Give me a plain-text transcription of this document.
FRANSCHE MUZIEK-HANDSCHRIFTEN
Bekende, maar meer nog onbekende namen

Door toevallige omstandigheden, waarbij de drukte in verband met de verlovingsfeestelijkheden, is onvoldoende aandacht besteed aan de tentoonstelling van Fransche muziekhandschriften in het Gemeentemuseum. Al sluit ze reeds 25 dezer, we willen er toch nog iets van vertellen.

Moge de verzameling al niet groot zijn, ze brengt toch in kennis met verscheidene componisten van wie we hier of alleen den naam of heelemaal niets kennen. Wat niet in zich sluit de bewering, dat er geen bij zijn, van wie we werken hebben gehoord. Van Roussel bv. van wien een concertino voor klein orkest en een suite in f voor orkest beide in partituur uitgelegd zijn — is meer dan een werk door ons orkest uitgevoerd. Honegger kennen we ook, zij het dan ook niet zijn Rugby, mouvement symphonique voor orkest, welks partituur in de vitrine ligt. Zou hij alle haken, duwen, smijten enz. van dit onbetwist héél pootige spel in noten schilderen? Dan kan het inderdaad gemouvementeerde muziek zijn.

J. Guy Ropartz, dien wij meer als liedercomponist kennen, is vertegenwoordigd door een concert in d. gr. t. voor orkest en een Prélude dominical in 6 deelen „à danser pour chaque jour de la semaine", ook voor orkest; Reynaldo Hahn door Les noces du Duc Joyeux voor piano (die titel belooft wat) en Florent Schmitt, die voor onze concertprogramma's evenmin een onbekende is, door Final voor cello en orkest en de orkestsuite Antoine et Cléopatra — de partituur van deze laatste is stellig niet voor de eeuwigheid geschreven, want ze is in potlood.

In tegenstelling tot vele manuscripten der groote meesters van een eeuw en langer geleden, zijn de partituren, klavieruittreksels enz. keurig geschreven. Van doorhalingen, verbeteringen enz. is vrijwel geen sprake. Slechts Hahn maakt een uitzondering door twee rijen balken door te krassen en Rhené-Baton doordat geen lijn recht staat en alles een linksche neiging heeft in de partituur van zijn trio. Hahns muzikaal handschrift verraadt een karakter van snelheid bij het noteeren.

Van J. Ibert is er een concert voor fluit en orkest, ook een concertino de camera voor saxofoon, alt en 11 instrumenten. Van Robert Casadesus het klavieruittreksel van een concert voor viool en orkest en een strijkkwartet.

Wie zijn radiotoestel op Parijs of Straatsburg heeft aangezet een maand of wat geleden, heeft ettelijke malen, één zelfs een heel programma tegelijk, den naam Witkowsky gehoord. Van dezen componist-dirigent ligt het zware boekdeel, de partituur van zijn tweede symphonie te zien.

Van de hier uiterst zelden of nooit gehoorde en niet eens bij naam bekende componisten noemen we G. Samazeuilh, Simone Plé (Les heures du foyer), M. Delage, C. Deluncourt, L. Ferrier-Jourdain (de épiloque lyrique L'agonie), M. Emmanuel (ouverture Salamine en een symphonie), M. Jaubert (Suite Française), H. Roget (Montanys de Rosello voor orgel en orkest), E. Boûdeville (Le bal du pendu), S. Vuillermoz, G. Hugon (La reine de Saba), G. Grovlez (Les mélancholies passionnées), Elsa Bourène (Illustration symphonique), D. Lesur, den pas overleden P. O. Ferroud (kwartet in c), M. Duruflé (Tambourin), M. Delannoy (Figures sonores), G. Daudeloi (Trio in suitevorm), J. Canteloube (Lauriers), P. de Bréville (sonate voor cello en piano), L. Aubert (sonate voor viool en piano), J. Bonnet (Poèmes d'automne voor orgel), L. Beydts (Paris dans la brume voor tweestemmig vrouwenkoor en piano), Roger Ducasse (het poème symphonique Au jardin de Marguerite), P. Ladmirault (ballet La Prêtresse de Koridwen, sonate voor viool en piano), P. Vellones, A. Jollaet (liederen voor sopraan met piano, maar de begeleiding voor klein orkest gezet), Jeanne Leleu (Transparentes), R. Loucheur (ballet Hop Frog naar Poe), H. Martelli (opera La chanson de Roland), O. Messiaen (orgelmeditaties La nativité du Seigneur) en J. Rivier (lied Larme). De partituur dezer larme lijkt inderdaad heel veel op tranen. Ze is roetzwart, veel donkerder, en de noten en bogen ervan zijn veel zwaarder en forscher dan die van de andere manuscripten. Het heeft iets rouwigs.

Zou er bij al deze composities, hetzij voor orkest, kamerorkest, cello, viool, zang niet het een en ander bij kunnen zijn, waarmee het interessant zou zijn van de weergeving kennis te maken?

TASK INSTRUCTIONS
Report each line in the preceding entries that holds the string "dezer".

ANSWER TO THE PROBLEM
Door toevallige omstandigheden, waarbij de drukte in verband met de verlovingsfeestelijkheden, is onvoldoende aandacht besteed aan de tentoonstelling van Fransche muziekhandschriften in het Gemeentemuseum. Al sluit ze reeds 25 dezer, we willen er toch nog iets van vertellen.
Van de hier uiterst zelden of nooit gehoorde en niet eens bij naam bekende componisten noemen we G. Samazeuilh, Simone Plé (Les heures du foyer), M. Delage, C. Deluncourt, L. Ferrier-Jourdain (de épiloque lyrique L'agonie), M. Emmanuel (ouverture Salamine en een symphonie), M. Jaubert (Suite Française), H. Roget (Montanys de Rosello voor orgel en orkest), E. Boûdeville (Le bal du pendu), S. Vuillermoz, G. Hugon (La reine de Saba), G. Grovlez (Les mélancholies passionnées), Elsa Bourène (Illustration symphonique), D. Lesur, den pas overleden P. O. Ferroud (kwartet in c), M. Duruflé (Tambourin), M. Delannoy (Figures sonores), G. Daudeloi (Trio in suitevorm), J. Canteloube (Lauriers), P. de Bréville (sonate voor cello en piano), L. Aubert (sonate voor viool en piano), J. Bonnet (Poèmes d'automne voor orgel), L. Beydts (Paris dans la brume voor tweestemmig vrouwenkoor en piano), Roger Ducasse (het poème symphonique Au jardin de Marguerite), P. Ladmirault (ballet La Prêtresse de Koridwen, sonate voor viool en piano), P. Vellones, A. Jollaet (liederen voor sopraan met piano, maar de begeleiding voor klein orkest gezet), Jeanne Leleu (Transparentes), R. Loucheur (ballet Hop Frog naar Poe), H. Martelli (opera La chanson de Roland), O. Messiaen (orgelmeditaties La nativité du Seigneur) en J. Rivier (lied Larme). De partituur dezer larme lijkt inderdaad heel veel op tranen. Ze is roetzwart, veel donkerder, en de noten en bogen ervan zijn veel zwaarder en forscher dan die van de andere manuscripten. Het heeft iets rouwigs.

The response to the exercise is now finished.